Requirements ->
1. Retype the passage of the GHG Protocol FAQ between "Each tool generally" and "calculate their emissions.", inclusive, keeping every word and mark as it appears.
2. Write what comes next in the GHG Protocol FAQ, starting right after its final sentence.

Supplied text ->
Frequently Asked Questions
The following is a list of some of the most commonly asked questions regarding the GHG Protocol’s GHG accounting tools. Please read through these FAQs before contacting the GHG Protocol Initiative.
If your question is not answered below and you believe it would be a good addition to the FAQ list, please send your suggestions here.
General Technical Accounting Questions
The calculations tools are electronic Excel spreadsheets with accompanying step-by-step guidance documents. A guidance document includes:
- An overview of the protocol with information on the sector, sources, and process(es) that it covers;
- One or more approaches for determining CO2 and other GHG emissions, e.g., direct measurement, mass balance, etc.;
- Guidance on collecting activity data and selecting appropriate emission factors;
- Likely emissions sources and the scopes they fall under (specific to a particular sector);
- Additional information, such as quality control practices and program specific information.
The spreadsheets help carry out any necessary emissions calculations.
These tools were developed in partnership with industry experts and represent best practice quantification methodologies. The calculation tools are available on the GHG Protocol website and are meant to complement the Protocol and make calculations easier, but their use is not mandatory.
The GHG Protocol defines direct and indirect emissions as follows:
- Direct GHG emissions are emissions from sources that are owned or controlled by the reporting entity.
- Indirect GHG emissions are emissions that are a consequence of the activities of the reporting entity, but occur at sources owned or controlled by another entity.
The GHG Protocol further categorizes these direct and indirect emissions into three broad scopes:
- Scope 1: All direct GHG emissions.
- Scope 2: Indirect GHG emissions from consumption of purchased electricity, heat or steam.
- Scope 3: Other indirect emissions, such as the extraction and production of purchased materials and fuels, transport-related activities in vehicles not owned or controlled by the reporting entity, electricity-related activities (e.g. T&D losses) not covered in Scope 2, outsourced activities, waste disposal, etc.
Each tool generally involves the use of ‘emission factors,’ which relate the amounts of greenhouse gases emitted by a business to a set amount of activity performed by that business. Default values are always provided for the emission factors in case businesses cannot develop custom values. So, in many cases companies need only activity data, such as the amount of distance traveled or fuel combusted, to calculate their emissions.

Supplied data ->
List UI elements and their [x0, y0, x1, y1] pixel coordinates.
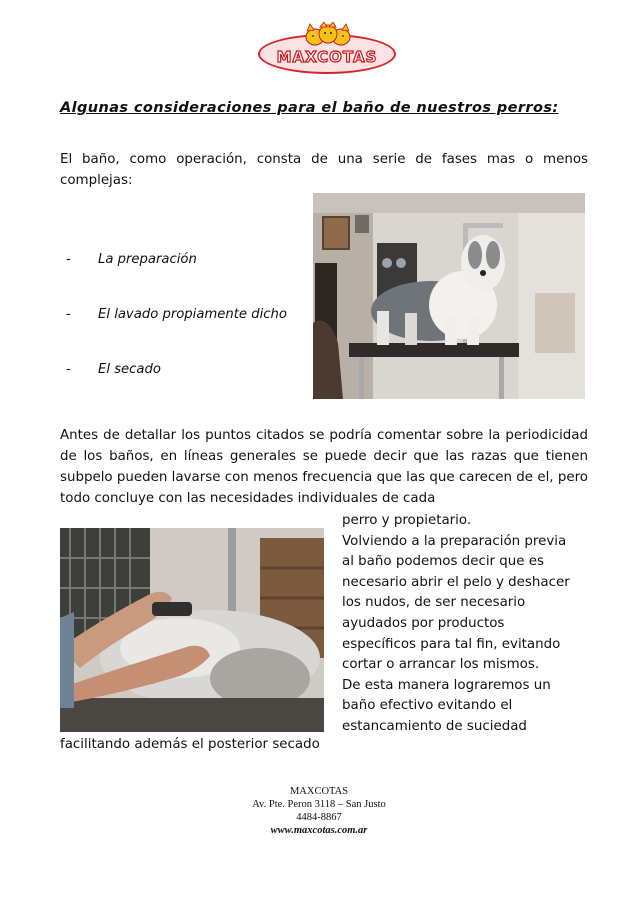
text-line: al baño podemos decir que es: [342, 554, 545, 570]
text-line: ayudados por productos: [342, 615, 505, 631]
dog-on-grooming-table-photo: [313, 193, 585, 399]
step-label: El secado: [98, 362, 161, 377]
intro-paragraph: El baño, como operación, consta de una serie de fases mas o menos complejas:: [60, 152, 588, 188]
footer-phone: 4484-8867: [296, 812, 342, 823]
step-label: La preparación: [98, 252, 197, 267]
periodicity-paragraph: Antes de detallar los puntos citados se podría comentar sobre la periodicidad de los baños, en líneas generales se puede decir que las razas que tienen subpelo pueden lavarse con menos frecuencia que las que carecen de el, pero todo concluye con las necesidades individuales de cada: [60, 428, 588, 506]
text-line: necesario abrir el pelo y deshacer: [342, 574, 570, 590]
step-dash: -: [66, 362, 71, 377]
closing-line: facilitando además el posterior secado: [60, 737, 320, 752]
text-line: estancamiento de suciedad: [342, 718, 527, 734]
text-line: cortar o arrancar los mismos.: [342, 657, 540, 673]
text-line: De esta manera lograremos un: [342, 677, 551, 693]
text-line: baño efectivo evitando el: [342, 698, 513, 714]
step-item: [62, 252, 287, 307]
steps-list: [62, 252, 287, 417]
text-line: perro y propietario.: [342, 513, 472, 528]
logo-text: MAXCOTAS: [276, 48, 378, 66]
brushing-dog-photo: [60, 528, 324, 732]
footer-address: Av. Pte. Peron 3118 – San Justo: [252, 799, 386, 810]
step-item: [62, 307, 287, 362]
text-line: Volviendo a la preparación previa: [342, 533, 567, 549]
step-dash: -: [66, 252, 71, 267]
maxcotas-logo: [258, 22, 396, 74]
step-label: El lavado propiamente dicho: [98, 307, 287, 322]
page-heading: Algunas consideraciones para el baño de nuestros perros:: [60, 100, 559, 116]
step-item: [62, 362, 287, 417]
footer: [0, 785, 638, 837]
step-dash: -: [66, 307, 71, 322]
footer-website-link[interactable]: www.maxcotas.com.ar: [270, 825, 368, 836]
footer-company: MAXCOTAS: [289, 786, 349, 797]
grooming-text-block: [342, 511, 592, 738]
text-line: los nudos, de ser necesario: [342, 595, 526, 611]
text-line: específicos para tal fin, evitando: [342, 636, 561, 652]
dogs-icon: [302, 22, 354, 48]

...

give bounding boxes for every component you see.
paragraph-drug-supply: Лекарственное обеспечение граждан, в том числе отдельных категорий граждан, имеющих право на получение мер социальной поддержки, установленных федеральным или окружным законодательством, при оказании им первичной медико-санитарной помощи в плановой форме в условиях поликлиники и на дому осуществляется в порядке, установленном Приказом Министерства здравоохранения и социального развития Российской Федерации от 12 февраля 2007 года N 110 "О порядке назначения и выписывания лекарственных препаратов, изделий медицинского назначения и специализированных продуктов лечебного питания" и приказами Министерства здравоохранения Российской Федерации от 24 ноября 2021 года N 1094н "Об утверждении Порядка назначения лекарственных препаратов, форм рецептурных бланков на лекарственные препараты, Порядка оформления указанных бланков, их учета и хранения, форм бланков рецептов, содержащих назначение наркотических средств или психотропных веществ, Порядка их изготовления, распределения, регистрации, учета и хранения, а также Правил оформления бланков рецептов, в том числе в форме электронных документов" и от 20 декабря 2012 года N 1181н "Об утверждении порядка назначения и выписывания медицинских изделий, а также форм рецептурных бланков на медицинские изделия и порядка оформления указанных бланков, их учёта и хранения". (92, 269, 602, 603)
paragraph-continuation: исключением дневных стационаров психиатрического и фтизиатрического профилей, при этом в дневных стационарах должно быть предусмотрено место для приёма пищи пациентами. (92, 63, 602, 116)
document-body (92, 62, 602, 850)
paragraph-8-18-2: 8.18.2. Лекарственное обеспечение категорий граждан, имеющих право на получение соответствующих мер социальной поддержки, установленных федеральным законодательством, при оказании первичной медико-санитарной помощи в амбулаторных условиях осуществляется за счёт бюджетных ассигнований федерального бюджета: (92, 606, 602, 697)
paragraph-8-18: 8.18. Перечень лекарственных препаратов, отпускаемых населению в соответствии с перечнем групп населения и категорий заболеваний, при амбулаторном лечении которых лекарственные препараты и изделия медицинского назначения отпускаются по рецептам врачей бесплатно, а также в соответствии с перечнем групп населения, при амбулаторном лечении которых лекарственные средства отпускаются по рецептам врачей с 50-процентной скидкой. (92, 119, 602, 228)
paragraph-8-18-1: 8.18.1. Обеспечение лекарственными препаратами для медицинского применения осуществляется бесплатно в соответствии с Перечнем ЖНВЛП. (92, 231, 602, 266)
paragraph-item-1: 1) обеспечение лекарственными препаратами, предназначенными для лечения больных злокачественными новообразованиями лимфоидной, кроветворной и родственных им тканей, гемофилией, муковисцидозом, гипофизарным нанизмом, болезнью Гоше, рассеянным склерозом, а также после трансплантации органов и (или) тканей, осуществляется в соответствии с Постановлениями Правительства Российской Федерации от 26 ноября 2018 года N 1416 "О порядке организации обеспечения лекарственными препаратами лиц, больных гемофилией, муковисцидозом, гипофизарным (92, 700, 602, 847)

Answer list ->
1.
Each tool generally involves the use of ‘emission factors,’ which relate the amounts of greenhouse gases emitted by a business to a set amount of activity performed by that business. Default values are always provided for the emission factors in case businesses cannot develop custom values. So, in many cases companies need only activity data, such as the amount of distance traveled or fuel combusted, to calculate their emissions.

2.
The default emission factors are averages based on the most extensive data sets available and they are largely identical to those used by the Intergovernmental Panel on Climate Chage (IPCC), the premier authority on accounting practices at the national level. However, the GHG Protocol recommends that businesses should use custom values whenever possible. This is because the industrial processes or the composition of fuels used by businesses may differ with time and by region.
Specific Accounting Questions
This issue is discussed in Appendix F to the Corporate Standard, ‘Categorizing Emissions from Leased Assets‘.
Emissions from leased facilities and vehicles (leased assets) may be classified as Scope 1, Scope 2, or Scope 3, depending on the source of emissions, which approach a company uses to establish its organizational boundary, and which type of leasing arrangement is in place. Leased assets that fall within a company’s organizational boundary should be classified as Scope 1 or 2 (depending on whether they are direct emissions or indirect emissions from electricity), while those that do not fall within a company’s organizational boundary should be classified as Scope 3.
If a company is using the equity share or financial control approach to establish its organizational boundary, then leased assets would fall within a company’s organizational boundary if they are considered wholly owned assets in financial accounting and are recorded as such on the balance sheet. This would be the case with finance or capital leases, which by definition “transfer substantially all the risks and rewards of ownership to the lessee”. (Guidance document of the new Purchased Electricity Heat and Steam Tool)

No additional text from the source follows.